### Stored entries
◇ ◇ ◇

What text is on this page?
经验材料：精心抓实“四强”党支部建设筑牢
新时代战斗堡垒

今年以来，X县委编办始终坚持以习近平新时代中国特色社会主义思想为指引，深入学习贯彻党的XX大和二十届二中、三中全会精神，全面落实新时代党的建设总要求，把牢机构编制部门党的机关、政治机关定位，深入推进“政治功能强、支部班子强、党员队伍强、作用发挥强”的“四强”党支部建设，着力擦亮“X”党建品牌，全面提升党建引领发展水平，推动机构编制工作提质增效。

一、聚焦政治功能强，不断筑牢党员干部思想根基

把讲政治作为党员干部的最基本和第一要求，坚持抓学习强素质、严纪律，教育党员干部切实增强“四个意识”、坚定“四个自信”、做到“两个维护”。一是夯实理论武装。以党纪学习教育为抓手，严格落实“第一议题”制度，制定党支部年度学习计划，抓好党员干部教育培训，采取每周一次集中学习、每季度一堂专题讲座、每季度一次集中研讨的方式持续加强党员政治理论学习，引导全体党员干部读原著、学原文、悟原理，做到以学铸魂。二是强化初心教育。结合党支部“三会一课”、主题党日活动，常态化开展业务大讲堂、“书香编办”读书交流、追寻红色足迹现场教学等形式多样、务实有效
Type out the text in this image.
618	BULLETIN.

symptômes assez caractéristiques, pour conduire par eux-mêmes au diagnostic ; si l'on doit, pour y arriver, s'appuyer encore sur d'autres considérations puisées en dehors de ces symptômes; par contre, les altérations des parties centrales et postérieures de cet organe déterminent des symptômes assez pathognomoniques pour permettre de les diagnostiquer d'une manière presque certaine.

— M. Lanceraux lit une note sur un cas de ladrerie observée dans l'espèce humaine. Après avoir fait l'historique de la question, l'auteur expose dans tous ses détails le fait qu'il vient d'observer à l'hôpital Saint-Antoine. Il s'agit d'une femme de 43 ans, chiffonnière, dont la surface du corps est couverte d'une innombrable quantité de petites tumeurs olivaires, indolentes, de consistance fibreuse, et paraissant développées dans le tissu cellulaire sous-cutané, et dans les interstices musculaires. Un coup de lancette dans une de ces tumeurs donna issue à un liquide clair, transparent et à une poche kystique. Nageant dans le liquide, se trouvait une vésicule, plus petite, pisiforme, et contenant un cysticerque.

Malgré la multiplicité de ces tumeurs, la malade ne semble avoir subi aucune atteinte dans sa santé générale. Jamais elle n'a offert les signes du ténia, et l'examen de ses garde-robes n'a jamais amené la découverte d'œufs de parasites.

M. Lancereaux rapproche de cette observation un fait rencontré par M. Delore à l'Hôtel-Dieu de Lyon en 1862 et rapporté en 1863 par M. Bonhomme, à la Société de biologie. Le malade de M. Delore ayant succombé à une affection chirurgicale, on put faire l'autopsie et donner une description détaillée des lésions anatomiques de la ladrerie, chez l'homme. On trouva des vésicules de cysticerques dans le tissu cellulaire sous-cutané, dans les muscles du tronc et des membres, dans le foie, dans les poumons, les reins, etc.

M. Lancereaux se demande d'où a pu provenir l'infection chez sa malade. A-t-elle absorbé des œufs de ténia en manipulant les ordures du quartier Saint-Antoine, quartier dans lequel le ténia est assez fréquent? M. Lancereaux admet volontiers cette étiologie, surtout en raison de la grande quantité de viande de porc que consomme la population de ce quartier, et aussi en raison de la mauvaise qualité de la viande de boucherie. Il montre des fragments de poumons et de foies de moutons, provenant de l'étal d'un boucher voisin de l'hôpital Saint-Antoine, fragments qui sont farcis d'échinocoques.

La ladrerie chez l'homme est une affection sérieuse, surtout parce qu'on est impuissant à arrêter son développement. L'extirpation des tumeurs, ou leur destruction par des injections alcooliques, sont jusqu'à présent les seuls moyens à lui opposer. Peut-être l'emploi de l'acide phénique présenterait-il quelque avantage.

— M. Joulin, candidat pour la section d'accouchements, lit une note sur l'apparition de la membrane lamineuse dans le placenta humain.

◇ ◇ ◇

### Stated problem
Copy each line of the records above that carries the word "text".

### Solution
What text is on this page?
Type out the text in this image.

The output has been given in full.